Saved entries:
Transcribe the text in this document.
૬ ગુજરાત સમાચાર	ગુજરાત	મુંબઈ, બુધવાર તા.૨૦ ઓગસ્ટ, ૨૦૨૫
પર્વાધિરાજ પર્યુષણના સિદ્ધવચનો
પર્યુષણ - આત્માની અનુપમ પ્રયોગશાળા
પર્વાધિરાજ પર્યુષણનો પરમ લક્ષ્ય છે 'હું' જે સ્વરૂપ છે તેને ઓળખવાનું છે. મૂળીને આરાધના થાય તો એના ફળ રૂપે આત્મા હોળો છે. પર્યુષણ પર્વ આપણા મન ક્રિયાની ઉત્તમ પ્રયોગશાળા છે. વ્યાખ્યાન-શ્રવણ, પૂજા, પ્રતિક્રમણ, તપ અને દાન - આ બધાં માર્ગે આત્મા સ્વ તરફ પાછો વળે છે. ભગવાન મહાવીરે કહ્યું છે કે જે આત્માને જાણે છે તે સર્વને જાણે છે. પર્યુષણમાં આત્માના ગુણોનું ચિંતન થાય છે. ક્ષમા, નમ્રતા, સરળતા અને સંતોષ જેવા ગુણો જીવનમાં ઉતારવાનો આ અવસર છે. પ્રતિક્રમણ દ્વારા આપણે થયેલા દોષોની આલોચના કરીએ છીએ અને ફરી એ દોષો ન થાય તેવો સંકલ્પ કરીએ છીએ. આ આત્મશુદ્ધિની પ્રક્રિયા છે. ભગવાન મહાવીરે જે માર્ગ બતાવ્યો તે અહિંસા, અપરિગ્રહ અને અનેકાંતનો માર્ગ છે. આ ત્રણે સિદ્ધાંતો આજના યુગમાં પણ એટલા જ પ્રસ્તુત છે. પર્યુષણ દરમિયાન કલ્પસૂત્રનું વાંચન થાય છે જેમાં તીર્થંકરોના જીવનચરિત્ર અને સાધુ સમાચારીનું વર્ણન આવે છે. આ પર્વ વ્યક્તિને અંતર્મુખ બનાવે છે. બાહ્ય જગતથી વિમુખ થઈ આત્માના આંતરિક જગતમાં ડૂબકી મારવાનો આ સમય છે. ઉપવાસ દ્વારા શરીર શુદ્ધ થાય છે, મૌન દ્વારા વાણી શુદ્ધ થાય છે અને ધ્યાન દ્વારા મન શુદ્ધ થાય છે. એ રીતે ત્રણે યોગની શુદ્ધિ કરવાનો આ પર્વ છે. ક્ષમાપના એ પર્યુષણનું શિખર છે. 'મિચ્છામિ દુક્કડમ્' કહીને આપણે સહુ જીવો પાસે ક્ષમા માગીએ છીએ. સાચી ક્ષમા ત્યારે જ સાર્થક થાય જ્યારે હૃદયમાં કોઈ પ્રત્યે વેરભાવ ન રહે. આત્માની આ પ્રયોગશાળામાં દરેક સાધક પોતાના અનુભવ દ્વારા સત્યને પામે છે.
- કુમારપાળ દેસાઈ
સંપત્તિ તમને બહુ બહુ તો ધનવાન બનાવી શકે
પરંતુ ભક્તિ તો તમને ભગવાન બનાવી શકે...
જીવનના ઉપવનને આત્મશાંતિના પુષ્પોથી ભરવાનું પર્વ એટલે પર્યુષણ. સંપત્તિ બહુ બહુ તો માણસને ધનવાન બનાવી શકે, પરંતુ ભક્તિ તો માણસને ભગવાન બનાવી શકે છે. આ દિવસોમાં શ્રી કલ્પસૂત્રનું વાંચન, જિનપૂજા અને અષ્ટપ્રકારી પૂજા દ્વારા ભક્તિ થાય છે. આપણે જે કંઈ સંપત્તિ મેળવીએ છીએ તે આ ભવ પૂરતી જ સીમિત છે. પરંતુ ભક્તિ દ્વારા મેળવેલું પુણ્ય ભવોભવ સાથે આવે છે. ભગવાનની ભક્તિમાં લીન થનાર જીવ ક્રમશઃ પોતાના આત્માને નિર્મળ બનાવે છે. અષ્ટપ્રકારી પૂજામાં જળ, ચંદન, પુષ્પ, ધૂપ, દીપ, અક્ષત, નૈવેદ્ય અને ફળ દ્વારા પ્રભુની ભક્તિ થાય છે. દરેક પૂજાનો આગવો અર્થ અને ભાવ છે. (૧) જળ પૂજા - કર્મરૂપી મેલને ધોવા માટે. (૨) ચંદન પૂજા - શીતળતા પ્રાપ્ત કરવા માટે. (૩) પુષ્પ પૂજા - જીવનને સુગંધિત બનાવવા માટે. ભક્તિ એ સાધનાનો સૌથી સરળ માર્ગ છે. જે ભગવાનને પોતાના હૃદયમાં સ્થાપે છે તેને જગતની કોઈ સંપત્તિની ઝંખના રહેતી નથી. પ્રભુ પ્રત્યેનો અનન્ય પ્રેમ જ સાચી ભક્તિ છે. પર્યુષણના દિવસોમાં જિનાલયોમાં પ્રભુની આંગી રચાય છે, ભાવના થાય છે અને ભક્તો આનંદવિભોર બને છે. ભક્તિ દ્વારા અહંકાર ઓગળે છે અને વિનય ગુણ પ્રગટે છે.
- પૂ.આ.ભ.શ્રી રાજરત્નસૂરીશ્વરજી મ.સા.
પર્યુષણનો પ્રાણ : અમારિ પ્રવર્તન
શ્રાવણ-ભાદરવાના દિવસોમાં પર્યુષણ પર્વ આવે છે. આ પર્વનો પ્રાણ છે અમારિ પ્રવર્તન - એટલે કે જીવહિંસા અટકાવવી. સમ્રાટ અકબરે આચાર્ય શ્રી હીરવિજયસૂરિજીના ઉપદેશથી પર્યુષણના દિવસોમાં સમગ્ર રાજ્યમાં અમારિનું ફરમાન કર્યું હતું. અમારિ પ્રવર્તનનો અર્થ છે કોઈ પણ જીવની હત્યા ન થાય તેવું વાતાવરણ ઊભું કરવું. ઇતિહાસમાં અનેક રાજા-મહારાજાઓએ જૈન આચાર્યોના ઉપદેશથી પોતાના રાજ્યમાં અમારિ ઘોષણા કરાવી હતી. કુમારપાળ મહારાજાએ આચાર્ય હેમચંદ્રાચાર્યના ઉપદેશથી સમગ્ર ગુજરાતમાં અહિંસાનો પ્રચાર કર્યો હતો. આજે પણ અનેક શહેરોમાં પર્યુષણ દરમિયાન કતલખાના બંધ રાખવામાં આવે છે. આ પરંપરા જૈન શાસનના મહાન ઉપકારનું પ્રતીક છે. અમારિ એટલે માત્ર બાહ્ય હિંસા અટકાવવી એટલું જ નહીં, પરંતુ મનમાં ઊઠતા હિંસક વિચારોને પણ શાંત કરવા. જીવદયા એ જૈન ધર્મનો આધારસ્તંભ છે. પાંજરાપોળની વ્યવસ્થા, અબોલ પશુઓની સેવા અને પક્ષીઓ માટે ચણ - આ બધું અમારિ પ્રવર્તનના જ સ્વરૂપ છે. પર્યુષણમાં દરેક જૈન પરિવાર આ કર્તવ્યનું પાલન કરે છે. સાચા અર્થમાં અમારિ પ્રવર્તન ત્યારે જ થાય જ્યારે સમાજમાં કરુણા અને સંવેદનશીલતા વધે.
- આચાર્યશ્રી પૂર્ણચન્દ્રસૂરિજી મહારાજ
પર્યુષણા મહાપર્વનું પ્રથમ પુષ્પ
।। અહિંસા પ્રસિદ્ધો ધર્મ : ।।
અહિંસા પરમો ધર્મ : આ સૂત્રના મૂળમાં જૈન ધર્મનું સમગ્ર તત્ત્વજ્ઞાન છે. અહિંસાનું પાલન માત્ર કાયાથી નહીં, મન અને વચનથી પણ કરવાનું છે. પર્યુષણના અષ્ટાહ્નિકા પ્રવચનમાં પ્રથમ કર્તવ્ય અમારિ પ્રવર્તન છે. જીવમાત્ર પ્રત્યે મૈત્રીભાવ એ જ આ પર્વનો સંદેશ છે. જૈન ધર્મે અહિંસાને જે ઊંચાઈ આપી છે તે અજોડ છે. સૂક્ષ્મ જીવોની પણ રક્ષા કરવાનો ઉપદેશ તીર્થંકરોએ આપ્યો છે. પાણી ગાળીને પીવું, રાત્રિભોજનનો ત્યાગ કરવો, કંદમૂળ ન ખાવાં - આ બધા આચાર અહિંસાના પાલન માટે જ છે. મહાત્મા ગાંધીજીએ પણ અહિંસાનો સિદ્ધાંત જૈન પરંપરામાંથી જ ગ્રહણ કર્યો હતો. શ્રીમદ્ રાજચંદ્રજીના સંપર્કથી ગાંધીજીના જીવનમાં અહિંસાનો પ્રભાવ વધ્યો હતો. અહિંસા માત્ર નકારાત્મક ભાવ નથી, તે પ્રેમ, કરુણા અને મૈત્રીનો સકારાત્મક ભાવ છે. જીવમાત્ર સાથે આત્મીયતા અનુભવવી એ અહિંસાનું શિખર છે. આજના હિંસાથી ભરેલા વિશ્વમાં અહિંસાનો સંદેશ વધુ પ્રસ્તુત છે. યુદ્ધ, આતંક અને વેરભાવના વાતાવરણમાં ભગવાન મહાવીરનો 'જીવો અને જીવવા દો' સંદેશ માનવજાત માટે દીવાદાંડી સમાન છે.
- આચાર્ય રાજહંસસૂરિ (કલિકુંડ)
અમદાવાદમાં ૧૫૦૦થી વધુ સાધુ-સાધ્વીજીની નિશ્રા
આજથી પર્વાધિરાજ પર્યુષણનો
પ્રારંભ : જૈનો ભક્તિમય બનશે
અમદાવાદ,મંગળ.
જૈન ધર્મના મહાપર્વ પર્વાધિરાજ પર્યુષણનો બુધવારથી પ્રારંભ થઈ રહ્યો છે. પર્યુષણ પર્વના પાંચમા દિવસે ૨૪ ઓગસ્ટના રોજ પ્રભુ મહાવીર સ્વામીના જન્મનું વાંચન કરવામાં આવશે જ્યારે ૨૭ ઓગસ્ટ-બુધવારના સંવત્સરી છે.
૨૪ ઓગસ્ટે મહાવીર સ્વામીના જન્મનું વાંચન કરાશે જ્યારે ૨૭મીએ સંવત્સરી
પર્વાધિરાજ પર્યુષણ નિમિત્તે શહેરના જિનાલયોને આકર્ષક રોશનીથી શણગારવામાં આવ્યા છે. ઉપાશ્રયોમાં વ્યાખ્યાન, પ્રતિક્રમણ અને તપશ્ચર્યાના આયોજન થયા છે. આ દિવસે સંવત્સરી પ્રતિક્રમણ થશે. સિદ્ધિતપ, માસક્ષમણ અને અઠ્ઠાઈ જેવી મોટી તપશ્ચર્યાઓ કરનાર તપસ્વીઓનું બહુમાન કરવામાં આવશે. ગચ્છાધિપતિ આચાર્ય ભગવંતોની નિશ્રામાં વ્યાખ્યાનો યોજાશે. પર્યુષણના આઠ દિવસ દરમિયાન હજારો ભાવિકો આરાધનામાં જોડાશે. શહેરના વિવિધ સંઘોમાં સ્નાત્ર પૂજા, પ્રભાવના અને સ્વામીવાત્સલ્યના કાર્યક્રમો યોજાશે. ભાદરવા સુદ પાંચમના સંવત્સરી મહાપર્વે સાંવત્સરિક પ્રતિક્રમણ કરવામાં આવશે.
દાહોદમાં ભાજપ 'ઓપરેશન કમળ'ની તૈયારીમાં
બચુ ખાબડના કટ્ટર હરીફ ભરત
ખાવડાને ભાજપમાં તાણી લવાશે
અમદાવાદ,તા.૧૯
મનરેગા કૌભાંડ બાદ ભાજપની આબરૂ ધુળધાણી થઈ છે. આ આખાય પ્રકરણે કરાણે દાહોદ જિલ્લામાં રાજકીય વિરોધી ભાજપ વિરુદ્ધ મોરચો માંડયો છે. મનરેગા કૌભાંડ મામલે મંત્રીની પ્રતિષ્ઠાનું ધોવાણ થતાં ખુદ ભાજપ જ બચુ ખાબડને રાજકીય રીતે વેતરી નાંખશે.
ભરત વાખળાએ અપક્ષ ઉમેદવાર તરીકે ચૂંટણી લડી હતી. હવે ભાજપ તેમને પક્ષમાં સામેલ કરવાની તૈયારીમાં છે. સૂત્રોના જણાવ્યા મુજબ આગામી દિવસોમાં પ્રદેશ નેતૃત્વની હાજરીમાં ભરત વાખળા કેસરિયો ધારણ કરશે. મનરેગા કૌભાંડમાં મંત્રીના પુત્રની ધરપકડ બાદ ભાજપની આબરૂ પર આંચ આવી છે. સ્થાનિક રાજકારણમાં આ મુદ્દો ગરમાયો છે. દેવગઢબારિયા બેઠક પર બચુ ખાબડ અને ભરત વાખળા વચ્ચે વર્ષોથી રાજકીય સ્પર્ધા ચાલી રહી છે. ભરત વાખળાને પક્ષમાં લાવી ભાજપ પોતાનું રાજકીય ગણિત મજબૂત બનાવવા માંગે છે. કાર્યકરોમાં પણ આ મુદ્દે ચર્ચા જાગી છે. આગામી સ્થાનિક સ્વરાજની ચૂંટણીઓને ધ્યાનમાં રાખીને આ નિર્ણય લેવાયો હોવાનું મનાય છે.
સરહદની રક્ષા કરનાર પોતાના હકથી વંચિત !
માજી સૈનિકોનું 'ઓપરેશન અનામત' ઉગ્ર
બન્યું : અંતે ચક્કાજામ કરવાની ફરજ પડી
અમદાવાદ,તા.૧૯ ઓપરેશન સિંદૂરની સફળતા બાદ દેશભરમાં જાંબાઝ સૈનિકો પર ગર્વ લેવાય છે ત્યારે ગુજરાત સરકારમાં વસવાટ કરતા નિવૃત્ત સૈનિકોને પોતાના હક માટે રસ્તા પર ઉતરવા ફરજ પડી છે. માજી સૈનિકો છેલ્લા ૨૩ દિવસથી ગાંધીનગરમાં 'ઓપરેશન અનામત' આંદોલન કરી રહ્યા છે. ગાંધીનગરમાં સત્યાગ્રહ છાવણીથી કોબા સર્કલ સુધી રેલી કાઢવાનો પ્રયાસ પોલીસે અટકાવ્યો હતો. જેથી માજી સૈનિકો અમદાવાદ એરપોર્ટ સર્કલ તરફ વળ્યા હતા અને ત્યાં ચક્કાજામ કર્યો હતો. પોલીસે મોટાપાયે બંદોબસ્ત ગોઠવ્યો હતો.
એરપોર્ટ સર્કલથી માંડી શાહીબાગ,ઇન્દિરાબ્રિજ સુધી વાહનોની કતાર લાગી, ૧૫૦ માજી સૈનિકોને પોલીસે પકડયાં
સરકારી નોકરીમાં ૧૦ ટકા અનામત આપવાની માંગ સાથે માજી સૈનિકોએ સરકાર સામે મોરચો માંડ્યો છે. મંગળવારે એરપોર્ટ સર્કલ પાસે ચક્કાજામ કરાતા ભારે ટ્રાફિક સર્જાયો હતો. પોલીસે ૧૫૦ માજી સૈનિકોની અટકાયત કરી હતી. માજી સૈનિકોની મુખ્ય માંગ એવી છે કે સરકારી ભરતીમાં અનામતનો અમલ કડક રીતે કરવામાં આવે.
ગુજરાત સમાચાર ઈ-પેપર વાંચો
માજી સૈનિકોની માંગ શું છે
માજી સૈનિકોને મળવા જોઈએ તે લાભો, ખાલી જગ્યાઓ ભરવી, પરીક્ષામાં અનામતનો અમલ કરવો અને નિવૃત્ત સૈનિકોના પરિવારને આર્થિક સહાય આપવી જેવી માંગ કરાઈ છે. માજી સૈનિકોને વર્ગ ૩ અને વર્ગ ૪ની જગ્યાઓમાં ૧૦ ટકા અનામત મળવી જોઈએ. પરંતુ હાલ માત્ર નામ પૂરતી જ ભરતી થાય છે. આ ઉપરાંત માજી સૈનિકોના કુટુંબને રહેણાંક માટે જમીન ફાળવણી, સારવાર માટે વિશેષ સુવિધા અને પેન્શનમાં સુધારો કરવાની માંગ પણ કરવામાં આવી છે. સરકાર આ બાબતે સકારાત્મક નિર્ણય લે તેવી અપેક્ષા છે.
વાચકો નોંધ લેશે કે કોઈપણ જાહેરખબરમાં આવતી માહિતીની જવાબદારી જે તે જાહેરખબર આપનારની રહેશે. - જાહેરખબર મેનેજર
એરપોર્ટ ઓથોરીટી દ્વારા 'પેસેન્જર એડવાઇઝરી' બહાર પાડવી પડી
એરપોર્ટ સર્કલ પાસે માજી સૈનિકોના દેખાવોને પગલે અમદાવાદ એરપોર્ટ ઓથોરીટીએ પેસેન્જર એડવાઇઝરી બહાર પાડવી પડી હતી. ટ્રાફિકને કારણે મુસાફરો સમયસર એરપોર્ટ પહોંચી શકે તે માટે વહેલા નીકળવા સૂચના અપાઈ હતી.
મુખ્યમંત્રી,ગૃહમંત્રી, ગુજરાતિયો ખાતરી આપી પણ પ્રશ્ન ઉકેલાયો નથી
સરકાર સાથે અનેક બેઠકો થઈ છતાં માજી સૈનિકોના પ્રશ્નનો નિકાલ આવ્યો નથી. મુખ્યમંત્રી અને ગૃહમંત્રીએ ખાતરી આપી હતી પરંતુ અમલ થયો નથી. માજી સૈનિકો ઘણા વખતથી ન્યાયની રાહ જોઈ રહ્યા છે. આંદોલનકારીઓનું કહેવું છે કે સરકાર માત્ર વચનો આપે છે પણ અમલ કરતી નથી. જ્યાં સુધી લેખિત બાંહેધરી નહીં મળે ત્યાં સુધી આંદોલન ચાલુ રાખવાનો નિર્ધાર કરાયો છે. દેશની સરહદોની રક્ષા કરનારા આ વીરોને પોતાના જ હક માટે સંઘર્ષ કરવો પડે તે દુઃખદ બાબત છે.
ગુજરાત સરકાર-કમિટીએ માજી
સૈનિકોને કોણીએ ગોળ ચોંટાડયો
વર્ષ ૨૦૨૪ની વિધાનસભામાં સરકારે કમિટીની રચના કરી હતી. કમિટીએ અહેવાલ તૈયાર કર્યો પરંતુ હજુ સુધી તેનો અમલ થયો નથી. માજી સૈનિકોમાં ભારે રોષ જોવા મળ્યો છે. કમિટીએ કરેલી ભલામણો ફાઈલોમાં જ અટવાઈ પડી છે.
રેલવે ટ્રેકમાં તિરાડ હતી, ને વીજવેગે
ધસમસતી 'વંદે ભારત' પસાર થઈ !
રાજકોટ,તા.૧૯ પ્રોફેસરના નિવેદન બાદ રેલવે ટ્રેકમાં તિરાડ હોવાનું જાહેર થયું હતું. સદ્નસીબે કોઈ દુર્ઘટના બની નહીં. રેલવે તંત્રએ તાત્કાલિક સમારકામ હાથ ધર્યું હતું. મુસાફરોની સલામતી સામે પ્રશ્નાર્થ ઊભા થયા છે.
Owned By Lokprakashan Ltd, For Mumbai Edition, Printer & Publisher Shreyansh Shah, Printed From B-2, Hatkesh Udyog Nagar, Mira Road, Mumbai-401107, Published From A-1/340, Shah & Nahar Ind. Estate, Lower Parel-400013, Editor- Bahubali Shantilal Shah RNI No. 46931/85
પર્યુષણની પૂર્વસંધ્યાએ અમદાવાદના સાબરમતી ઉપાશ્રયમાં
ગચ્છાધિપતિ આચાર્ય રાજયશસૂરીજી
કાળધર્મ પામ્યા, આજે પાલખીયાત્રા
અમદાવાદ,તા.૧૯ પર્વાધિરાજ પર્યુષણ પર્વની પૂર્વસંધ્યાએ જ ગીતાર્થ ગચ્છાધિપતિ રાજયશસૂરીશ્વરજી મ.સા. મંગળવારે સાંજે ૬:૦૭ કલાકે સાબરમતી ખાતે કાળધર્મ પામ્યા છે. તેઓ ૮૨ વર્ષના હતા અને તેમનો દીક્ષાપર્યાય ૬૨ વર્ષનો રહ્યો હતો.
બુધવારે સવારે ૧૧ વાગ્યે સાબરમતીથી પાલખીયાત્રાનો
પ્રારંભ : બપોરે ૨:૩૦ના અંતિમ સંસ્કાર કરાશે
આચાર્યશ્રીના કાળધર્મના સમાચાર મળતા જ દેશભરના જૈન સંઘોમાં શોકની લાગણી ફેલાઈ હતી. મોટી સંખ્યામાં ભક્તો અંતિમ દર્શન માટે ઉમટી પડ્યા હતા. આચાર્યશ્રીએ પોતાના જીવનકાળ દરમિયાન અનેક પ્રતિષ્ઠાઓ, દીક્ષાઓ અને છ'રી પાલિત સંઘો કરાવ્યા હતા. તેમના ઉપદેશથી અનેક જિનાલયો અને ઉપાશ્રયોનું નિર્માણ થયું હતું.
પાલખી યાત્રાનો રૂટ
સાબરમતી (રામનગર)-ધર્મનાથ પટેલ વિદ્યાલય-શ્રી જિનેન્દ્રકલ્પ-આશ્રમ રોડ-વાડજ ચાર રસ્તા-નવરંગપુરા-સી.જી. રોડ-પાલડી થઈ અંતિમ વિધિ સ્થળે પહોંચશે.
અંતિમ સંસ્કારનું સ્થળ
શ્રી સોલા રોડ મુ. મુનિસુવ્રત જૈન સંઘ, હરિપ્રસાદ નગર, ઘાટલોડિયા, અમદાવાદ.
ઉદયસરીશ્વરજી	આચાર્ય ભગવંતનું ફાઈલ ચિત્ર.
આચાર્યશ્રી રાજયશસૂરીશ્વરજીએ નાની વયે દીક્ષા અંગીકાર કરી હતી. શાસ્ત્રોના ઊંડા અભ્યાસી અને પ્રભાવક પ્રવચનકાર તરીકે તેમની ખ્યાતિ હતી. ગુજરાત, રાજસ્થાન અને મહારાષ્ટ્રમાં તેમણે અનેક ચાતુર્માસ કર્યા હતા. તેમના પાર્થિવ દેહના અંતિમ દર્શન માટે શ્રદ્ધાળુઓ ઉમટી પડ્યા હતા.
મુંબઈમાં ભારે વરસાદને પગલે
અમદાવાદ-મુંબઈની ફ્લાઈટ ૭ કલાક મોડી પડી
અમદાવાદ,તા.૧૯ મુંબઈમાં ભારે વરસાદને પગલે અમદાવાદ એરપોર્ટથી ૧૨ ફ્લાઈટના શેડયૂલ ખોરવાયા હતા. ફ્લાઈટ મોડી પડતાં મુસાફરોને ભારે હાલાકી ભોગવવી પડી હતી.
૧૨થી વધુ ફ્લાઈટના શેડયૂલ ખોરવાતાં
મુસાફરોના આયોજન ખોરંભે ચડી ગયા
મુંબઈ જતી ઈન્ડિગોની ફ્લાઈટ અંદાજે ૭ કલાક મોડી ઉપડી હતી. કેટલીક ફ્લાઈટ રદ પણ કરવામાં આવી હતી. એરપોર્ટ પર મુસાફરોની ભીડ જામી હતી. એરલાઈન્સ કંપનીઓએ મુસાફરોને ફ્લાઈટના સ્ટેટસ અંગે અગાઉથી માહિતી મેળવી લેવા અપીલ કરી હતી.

- **Exercise brief**
From the data, list each line in which the string "જયશસ" appears.

- **Answer**
ગચ્છાધિપતિ આચાર્ય રાજયશસૂરીજી
અમદાવાદ,તા.૧૯ પર્વાધિરાજ પર્યુષણ પર્વની પૂર્વસંધ્યાએ જ ગીતાર્થ ગચ્છાધિપતિ રાજયશસૂરીશ્વરજી મ.સા. મંગળવારે સાંજે ૬:૦૭ કલાકે સાબરમતી ખાતે કાળધર્મ પામ્યા છે. તેઓ ૮૨ વર્ષના હતા અને તેમનો દીક્ષાપર્યાય ૬૨ વર્ષનો રહ્યો હતો.
આચાર્યશ્રી રાજયશસૂરીશ્વરજીએ નાની વયે દીક્ષા અંગીકાર કરી હતી. શાસ્ત્રોના ઊંડા અભ્યાસી અને પ્રભાવક પ્રવચનકાર તરીકે તેમની ખ્યાતિ હતી. ગુજરાત, રાજસ્થાન અને મહારાષ્ટ્રમાં તેમણે અનેક ચાતુર્માસ કર્યા હતા. તેમના પાર્થિવ દેહના અંતિમ દર્શન માટે શ્રદ્ધાળુઓ ઉમટી પડ્યા હતા.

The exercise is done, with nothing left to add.